--- START OF RECORDED INFORMATION ---

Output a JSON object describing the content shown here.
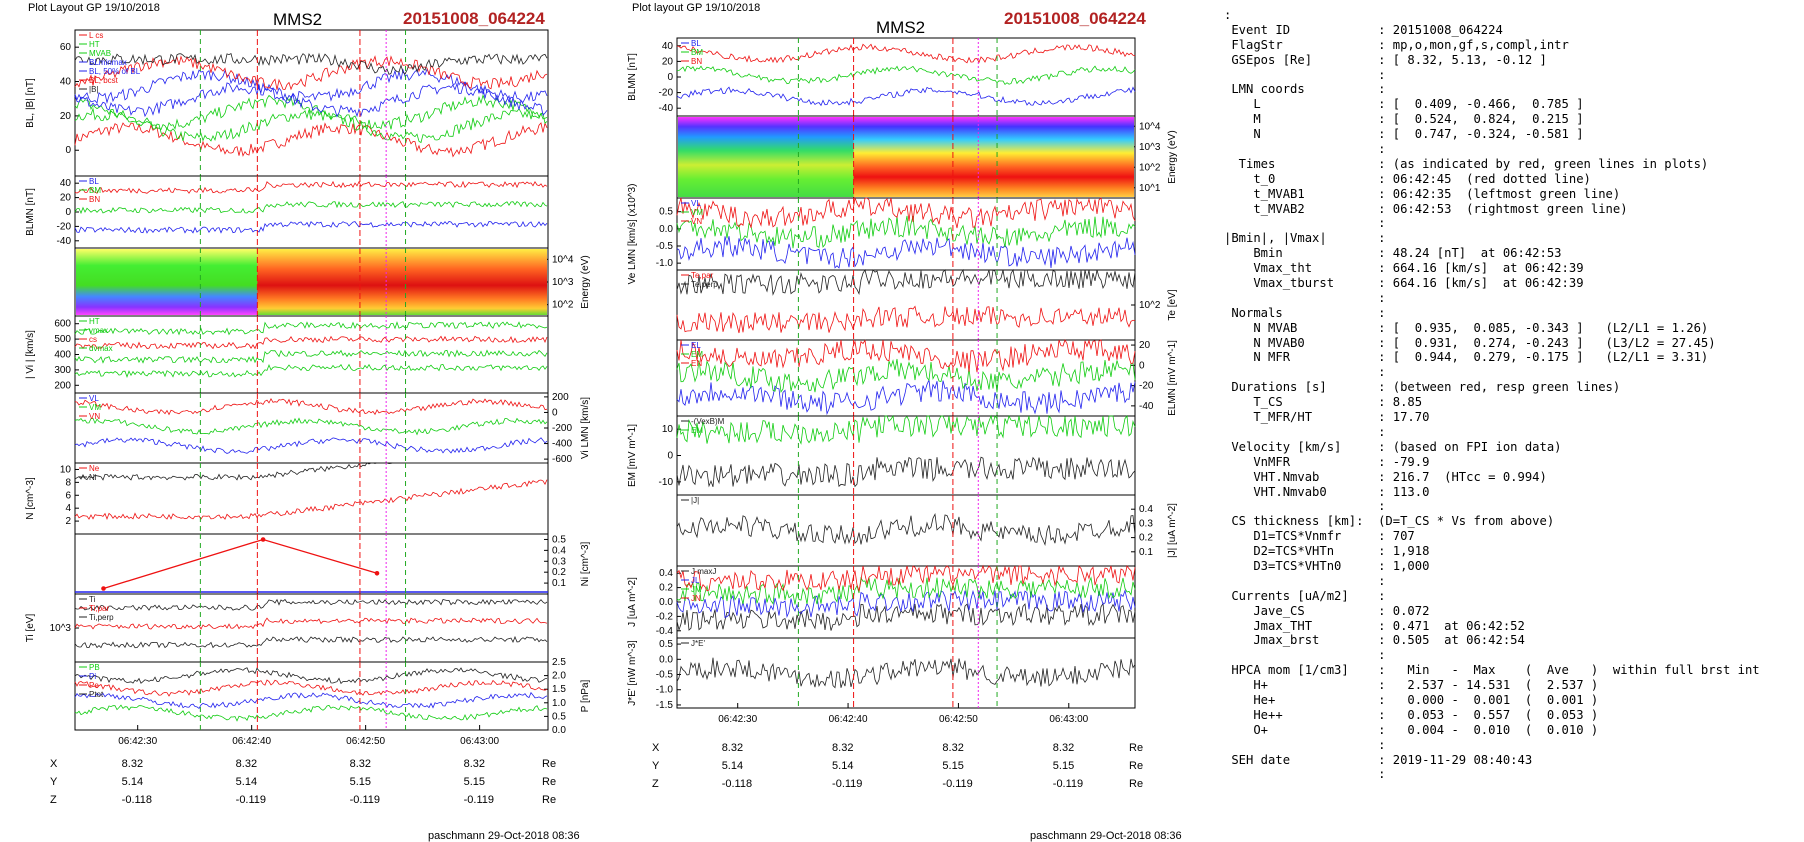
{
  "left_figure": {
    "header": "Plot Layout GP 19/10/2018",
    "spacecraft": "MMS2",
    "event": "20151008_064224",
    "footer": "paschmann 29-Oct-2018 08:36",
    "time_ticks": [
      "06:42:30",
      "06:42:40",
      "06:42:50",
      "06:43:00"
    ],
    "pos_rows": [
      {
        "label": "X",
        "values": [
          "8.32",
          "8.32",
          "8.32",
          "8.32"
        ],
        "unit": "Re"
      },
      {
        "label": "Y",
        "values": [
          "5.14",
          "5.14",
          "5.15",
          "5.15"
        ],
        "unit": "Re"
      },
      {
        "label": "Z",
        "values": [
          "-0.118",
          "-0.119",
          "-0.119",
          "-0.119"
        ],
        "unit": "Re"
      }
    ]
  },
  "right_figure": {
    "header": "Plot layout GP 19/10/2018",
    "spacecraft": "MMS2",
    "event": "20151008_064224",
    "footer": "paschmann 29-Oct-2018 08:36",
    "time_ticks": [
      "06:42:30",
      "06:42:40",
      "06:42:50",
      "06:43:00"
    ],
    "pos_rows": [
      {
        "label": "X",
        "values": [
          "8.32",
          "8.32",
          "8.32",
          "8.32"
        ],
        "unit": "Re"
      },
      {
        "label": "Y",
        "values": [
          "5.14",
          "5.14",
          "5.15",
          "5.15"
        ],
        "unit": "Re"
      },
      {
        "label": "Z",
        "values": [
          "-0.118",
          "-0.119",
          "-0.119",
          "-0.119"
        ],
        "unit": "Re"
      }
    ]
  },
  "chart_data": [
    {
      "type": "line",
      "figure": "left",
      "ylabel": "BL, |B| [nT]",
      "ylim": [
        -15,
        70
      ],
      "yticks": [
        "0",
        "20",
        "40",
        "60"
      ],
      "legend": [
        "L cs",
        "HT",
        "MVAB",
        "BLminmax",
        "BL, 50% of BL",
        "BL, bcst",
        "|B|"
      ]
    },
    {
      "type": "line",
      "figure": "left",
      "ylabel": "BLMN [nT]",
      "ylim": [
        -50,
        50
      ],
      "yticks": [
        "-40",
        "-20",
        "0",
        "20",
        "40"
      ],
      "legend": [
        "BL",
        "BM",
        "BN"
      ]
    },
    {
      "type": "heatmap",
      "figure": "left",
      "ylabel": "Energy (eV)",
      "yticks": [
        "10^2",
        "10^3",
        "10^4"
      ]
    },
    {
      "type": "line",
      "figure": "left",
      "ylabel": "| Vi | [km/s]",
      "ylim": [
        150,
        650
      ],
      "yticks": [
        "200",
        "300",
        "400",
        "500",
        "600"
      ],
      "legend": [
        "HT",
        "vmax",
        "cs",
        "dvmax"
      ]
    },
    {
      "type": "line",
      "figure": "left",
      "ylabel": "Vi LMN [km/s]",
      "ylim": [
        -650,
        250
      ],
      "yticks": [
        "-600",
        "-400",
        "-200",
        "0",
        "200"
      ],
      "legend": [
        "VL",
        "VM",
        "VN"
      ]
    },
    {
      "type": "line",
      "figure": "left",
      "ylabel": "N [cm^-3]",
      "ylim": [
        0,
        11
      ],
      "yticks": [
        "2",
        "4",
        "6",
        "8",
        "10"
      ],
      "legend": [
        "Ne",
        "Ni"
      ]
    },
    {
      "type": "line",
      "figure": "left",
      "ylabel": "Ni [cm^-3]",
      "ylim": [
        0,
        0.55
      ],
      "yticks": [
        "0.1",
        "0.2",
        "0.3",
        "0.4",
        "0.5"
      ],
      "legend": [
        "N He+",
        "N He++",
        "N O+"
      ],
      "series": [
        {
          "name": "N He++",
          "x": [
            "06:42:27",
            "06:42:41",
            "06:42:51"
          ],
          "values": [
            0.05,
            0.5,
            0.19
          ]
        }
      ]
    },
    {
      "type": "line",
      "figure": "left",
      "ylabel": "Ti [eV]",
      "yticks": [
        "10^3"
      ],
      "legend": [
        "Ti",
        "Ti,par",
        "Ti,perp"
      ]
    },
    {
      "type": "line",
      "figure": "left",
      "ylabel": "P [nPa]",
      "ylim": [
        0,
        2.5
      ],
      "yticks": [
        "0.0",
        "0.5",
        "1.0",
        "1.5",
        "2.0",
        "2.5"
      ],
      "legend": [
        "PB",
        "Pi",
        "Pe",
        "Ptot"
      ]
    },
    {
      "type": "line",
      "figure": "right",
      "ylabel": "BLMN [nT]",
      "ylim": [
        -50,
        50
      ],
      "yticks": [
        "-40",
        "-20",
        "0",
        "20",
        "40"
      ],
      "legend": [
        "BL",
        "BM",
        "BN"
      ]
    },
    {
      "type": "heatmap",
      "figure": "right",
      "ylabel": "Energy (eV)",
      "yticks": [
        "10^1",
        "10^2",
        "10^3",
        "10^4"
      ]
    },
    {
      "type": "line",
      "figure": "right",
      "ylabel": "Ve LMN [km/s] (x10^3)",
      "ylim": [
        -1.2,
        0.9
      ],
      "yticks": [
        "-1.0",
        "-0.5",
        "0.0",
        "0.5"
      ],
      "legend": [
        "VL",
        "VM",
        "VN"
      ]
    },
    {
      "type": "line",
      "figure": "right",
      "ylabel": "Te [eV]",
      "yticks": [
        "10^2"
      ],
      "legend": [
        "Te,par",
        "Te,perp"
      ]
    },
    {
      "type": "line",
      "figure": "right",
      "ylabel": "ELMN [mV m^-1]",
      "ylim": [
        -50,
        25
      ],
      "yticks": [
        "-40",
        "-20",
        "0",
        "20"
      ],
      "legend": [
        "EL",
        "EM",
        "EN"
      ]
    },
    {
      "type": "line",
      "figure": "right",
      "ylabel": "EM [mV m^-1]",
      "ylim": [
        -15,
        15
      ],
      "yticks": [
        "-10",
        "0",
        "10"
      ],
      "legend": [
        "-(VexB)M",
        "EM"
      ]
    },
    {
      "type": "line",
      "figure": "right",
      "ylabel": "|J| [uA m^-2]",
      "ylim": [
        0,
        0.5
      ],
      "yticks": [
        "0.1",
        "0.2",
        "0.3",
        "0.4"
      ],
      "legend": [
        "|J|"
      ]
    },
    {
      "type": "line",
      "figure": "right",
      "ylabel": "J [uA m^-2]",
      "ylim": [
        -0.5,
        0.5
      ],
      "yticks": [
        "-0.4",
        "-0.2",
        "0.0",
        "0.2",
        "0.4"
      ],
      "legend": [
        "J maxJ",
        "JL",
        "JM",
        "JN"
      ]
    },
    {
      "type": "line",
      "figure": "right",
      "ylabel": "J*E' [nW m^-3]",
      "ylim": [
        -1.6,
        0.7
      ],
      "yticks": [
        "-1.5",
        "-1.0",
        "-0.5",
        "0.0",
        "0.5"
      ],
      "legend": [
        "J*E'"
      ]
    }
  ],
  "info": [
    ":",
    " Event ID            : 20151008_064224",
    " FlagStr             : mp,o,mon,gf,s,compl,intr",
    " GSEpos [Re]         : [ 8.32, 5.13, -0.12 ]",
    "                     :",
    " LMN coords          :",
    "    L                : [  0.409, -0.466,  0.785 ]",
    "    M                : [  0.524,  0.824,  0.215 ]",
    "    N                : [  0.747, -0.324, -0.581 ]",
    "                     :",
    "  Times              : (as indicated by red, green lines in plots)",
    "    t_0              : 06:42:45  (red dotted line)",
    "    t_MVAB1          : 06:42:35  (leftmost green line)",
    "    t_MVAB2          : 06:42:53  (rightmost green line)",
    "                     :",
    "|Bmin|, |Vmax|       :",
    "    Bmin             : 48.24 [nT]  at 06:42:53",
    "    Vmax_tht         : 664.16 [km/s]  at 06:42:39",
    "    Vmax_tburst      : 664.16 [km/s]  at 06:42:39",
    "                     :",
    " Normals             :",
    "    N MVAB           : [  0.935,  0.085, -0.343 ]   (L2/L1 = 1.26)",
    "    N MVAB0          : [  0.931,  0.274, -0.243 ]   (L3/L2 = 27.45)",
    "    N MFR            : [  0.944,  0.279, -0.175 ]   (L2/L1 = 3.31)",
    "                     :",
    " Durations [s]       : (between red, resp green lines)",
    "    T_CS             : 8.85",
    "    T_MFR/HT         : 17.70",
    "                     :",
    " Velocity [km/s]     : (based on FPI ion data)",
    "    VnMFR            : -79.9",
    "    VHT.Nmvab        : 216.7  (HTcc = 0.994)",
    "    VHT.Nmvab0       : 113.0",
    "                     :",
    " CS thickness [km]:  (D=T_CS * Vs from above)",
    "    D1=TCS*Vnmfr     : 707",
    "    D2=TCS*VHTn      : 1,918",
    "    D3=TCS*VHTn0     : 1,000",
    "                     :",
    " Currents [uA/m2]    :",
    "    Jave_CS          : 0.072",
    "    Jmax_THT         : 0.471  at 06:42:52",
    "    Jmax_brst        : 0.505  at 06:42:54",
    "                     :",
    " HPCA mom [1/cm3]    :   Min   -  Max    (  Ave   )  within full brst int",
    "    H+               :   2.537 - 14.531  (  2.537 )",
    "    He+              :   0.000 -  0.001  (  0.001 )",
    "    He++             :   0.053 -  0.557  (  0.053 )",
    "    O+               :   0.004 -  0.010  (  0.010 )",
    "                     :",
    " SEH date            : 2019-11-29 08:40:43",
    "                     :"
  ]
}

--- END OF RECORDED INFORMATION ---

Using the listing, collect all lines in which the string "header" is found.

## [RESPONSE FOR THIS EXERCISE]
    "header": "Plot Layout GP 19/10/2018",
    "header": "Plot layout GP 19/10/2018",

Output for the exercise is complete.